# Page:
####
Superheated steam is steam that has been heated above saturated steam temperature. Steam that is superheated will not condense, and steam will only condense and give up its latent heat after the superheat has been reduced to the saturated steam temperature. In paper machine drying systems, the ideal amount of superheat is to have no superheat as the steam enters the dryer. This is because it can cause a delay in condensing and heat transfer.
This article addresses some of the incorrect information that has been circulated about superheat in the paper machine dryer section. In addition, it describes issues surrounding the presence of either too much or too little superheat. The article also provides examples of how superheat control has helped specific paper machines increase production and efficiently use heat in the dryer section.
MISINFORMATION ABOUT SUPERHEAT. A variety of incorrect information exists about the effects of superheat in paper machine dryers, as well as on the sheet itself. The following section discusses some of this misleading information.
1. Superheat causes the dryer surface to get very hot. This is the most often quoted, repeated, and misunderstood effect of superheat. If this were true, the steam tables would have to be rewritten. Not only is it untrue, it is not even possible. Heat transfer across a dryer shell depends on the temperature of the condensate that is in contact with the shell inner surface. It is the condensate that is responsible for the heat transfer through the shell, not the steam temperature in the dryer.
If condensate is responsible for the heat transfer, we know that condensate in a dryer cannot exist above the saturation temperature of the pressure inside that dryer. Condensate will stay at the temperature of the pressure, or slightly less, if heat is extracted—no matter what the amount of superheat going into the dryer.
For a given operating condition, the only way to change the temperature of the condensate that affects the temperature of the shell is to change the steam pressure. As the temperature of the condensate drops below saturating temperature against the shell and turbulence in the condensate returns the cooler condensate to the steam surface, more steam will condense to bring the condensate in contact with the steam back to the saturating temperature.
2. During a break, all the condensate inside a dryer will flash into steam, leaving a bare cylinder wall, and the surface temperature will rise close to that of the superheat. This situation is impossible, since, in order to flash all the steam inside a dryer, we would have to pass all the steam going to the machine through one dryer. Once the steam is de-superheated, it will condense before more superheated steam is admitted into the dryer.
During a break, there is always condensate inside the dryer. Also, during a break, the dryer surface temperature rises not because of superheat, but because there is no heat sink (the sheet) to take away the heat from the dryer surface. The rise in surface temperatures during a break is equal to the condensate temperature less the temperature drop across the shell. The dryer surface temperatures during a break are about 15°F to 20°F below the saturating steam temperature. This is why the dryer surface is hotter, not because of the superheat.
3. Low-pressure steam results in cooler surface temperatures than high-pressure steam when used at the same pressure in the dryers. This is not possible. Either low-pressure or high-pressure steam will give the same condensate temperature for a given pressure inside the dryer. Dryer surface temperatures will depend on pressure in the dryer, condensate rimming or not rimming, felts or no felts, the addition of dryer bars, varying the condensate film thickness with or without bars, and the amount of water in the sheet presented to the surface of the dryer.
####
# Entries:

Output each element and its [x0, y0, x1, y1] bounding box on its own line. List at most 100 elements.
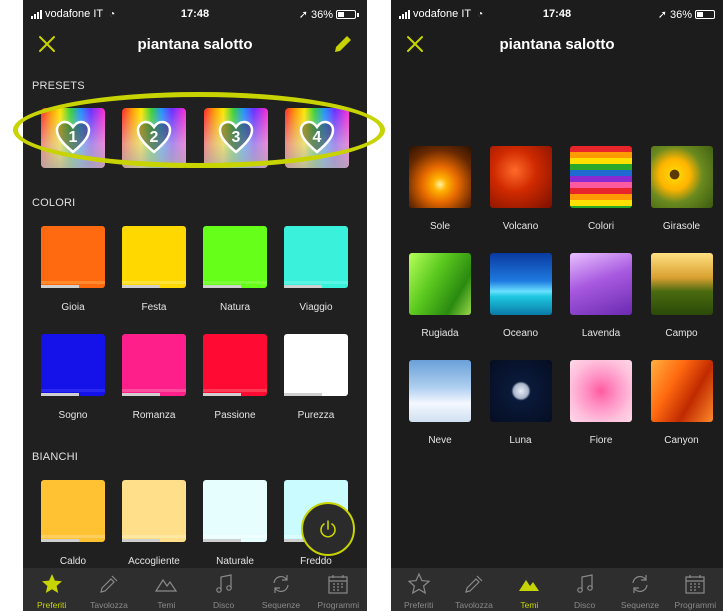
theme-label: Fiore	[589, 435, 613, 446]
swatch-label: Caldo	[59, 556, 87, 567]
theme-tile[interactable]	[650, 146, 713, 208]
page-title: piantana salotto	[137, 36, 253, 53]
swatch-brightness-bar	[284, 285, 323, 288]
theme-tile[interactable]	[409, 146, 471, 208]
power-icon	[320, 520, 336, 538]
theme-label: Canyon	[664, 435, 699, 446]
theme-label: Girasole	[662, 221, 701, 232]
color-swatch[interactable]	[41, 334, 105, 396]
theme-tile[interactable]	[570, 146, 632, 208]
presets-highlight-ellipse	[13, 92, 385, 168]
color-swatch[interactable]	[122, 480, 186, 542]
power-button[interactable]	[301, 502, 355, 556]
color-swatch[interactable]	[284, 334, 348, 396]
color-swatch[interactable]	[203, 480, 267, 542]
swatch-label: Natura	[219, 302, 250, 313]
theme-label: Colori	[587, 221, 615, 232]
bianchi-heading: BIANCHI	[32, 451, 79, 463]
presets-heading: PRESETS	[32, 80, 85, 92]
battery-percent: 36%	[310, 8, 333, 21]
color-swatch[interactable]	[122, 226, 186, 288]
theme-label: Sole	[429, 221, 450, 232]
battery-icon	[336, 10, 356, 19]
theme-label: Rugiada	[421, 328, 459, 339]
swatch-stripe	[284, 281, 348, 284]
theme-tile[interactable]	[570, 253, 632, 315]
swatch-stripe	[122, 389, 186, 392]
status-bar: vodafone IT ◔ 17:48 ➚ 36%	[23, 0, 367, 28]
swatch-label: Gioia	[61, 302, 85, 313]
theme-tile[interactable]	[409, 360, 471, 422]
swatch-label: Naturale	[216, 556, 254, 567]
status-right: ➚ 36%	[658, 8, 715, 21]
tab-disco[interactable]: Disco	[557, 568, 613, 611]
status-bar: vodafone IT ◔ 17:48 ➚ 36%	[391, 0, 723, 28]
theme-tile[interactable]	[489, 360, 552, 422]
theme-tile[interactable]	[570, 360, 632, 422]
nav-bar: piantana salotto	[391, 28, 723, 64]
tab-preferiti[interactable]: Preferiti	[24, 568, 80, 611]
color-swatch[interactable]	[203, 226, 267, 288]
swatch-brightness-bar	[284, 393, 323, 396]
swatch-label: Sogno	[58, 410, 88, 421]
tab-label: Programmi	[317, 600, 360, 610]
tab-preferiti[interactable]: Preferiti	[391, 568, 447, 611]
tab-tavolozza[interactable]: Tavolozza	[81, 568, 137, 611]
swatch-stripe	[203, 281, 267, 284]
tab-label: Programmi	[674, 600, 717, 610]
swatch-label: Viaggio	[299, 302, 333, 313]
tab-temi[interactable]: Temi	[501, 568, 557, 611]
swatch-label: Freddo	[300, 556, 332, 567]
tab-programmi[interactable]: Programmi	[310, 568, 366, 611]
tab-programmi[interactable]: Programmi	[667, 568, 723, 611]
swatch-label: Accogliente	[128, 556, 180, 567]
swatch-brightness-bar	[122, 539, 161, 542]
swatch-label: Festa	[141, 302, 167, 313]
temi-screen: vodafone IT ◔ 17:48 ➚ 36% piantana salot…	[391, 0, 723, 611]
tab-temi[interactable]: Temi	[138, 568, 194, 611]
battery-percent: 36%	[669, 8, 692, 21]
swatch-stripe	[41, 389, 105, 392]
color-swatch[interactable]	[203, 334, 267, 396]
swatch-label: Passione	[214, 410, 256, 421]
color-swatch[interactable]	[41, 480, 105, 542]
theme-tile[interactable]	[489, 253, 552, 315]
swatch-stripe	[122, 281, 186, 284]
theme-tile[interactable]	[650, 360, 713, 422]
theme-label: Lavenda	[581, 328, 621, 339]
tab-tavolozza[interactable]: Tavolozza	[446, 568, 502, 611]
tab-disco[interactable]: Disco	[196, 568, 252, 611]
swatch-brightness-bar	[122, 285, 161, 288]
theme-label: Oceano	[502, 328, 539, 339]
color-swatch[interactable]	[284, 226, 348, 288]
theme-tile[interactable]	[489, 146, 552, 208]
pencil-icon[interactable]	[331, 32, 355, 56]
swatch-brightness-bar	[41, 539, 80, 542]
tab-bar: Preferiti Tavolozza Temi Disco Sequenze Progr…	[391, 568, 723, 611]
swatch-label: Romanza	[132, 410, 176, 421]
nav-bar: piantana salotto	[23, 28, 367, 64]
swatch-stripe	[284, 389, 348, 392]
theme-label: Luna	[509, 435, 532, 446]
theme-label: Volcano	[502, 221, 539, 232]
battery-icon	[695, 10, 715, 19]
battery-tip	[357, 12, 359, 17]
swatch-brightness-bar	[122, 393, 161, 396]
tab-sequenze[interactable]: Sequenze	[253, 568, 309, 611]
tab-sequenze[interactable]: Sequenze	[612, 568, 668, 611]
theme-tile[interactable]	[650, 253, 713, 315]
colori-heading: COLORI	[32, 197, 76, 209]
swatch-brightness-bar	[203, 539, 242, 542]
swatch-brightness-bar	[41, 285, 80, 288]
swatch-stripe	[41, 281, 105, 284]
theme-label: Neve	[428, 435, 452, 446]
swatch-stripe	[122, 535, 186, 538]
page-title: piantana salotto	[499, 36, 615, 53]
status-right: ➚ 36%	[299, 8, 359, 21]
location-icon: ➚	[657, 9, 667, 21]
tab-bar: Preferiti Tavolozza Temi Disco Sequenze Progr…	[23, 568, 367, 611]
color-swatch[interactable]	[41, 226, 105, 288]
theme-tile[interactable]	[409, 253, 471, 315]
swatch-label: Purezza	[297, 410, 335, 421]
color-swatch[interactable]	[122, 334, 186, 396]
####
# The exercise:
Continue the article on superheat in paper machine dryers from the point where it stops. The items are separate material and have no connection to the article on superheat in paper machine dryers.

# Written response:
4. Superheat causes breaks. So far, no relationship has been found to link superheat to sheet breaks. Any such correlation is apparently coincidental.
WHEN IS SUPERHEAT PROBLEMATIC? Superheat can cause severe drying and production problems under certain conditions, and either too much or too little superheat can be a problem. The normal recommendation is for 20°F to 30°F of superheat. This assumes that the superheat control is at the powerhouse, and there is a long pipeline to the machine that will reduce the superheat to nearly zero by the time it reaches the dryer entrance. If the superheat control is at the paper machine, the superheat can be set at 2°F to 5°F.
There are some designs where the de-superheater can be located after the main steam control valve to the main steam section of a paper machine. This is very effective for cascading systems.
Also, steam conditioning valves are available that will de-superheat as the steam is admitted into each dryer steam section. These are well suited for recirculating thermocompressor steam sections. Steam conditioning valves are not worth considering unless the grades are dryer limited or the makeup steam valves are operating in the wide-open position.
Excessive superheat. The ideal amount of superheat is to have no superheat as the steam enters the dryer. Superheated steam has to be de-superheated before condensing in the dryers. Superheat in a dryer causes a delay in condensing and heat transfer. It appears that the loss in drying rate for a dryer without bars is equivalent to raising the steam temperature 1°F to compensate for each 15°F to 20°F of superheat.
For a dryer with bars, each 1°F rise in steam temperature will compensate for 30°F to 40°F of superheat. For grades that are not dryer limited, the pressure is simply raised to compensate for the degree of superheat. On dryer-limited grades, the loss in production can be noticeable, especially at higher pressures where the incremental temperature increase for each pound of pressure increase is small compared to lower pressures. At 12 psig, each 1 psig rise in pressure increases the steam temperature by 2°F. At 145 psig, each 1 psig rise in pressure increases the steam temperature only 1°F. For example, a dryer-limited linerboard machine could be loosing production the equivalent of 10 psig to 15 psig if considerable superheat exists and some of the pressure is needed to compensate for the superheat.
In addition, a problem that should be of major concern, but one that is normally ignored, is the maximum amount of superheat or temperature allowed by the ASME code to reach any part of a dryer. This code calls for a maximum of 450°F for cast iron dryers. When this temperature is reached for steam going into dryers, the machine should be shut down until the superheat is brought under control and below 450°F. Several machines have been found to operate with steam above 450° F. Superheated steam will heat the dryer journal, steam entrance pipes, and parts of the dryer heads to its own temperature.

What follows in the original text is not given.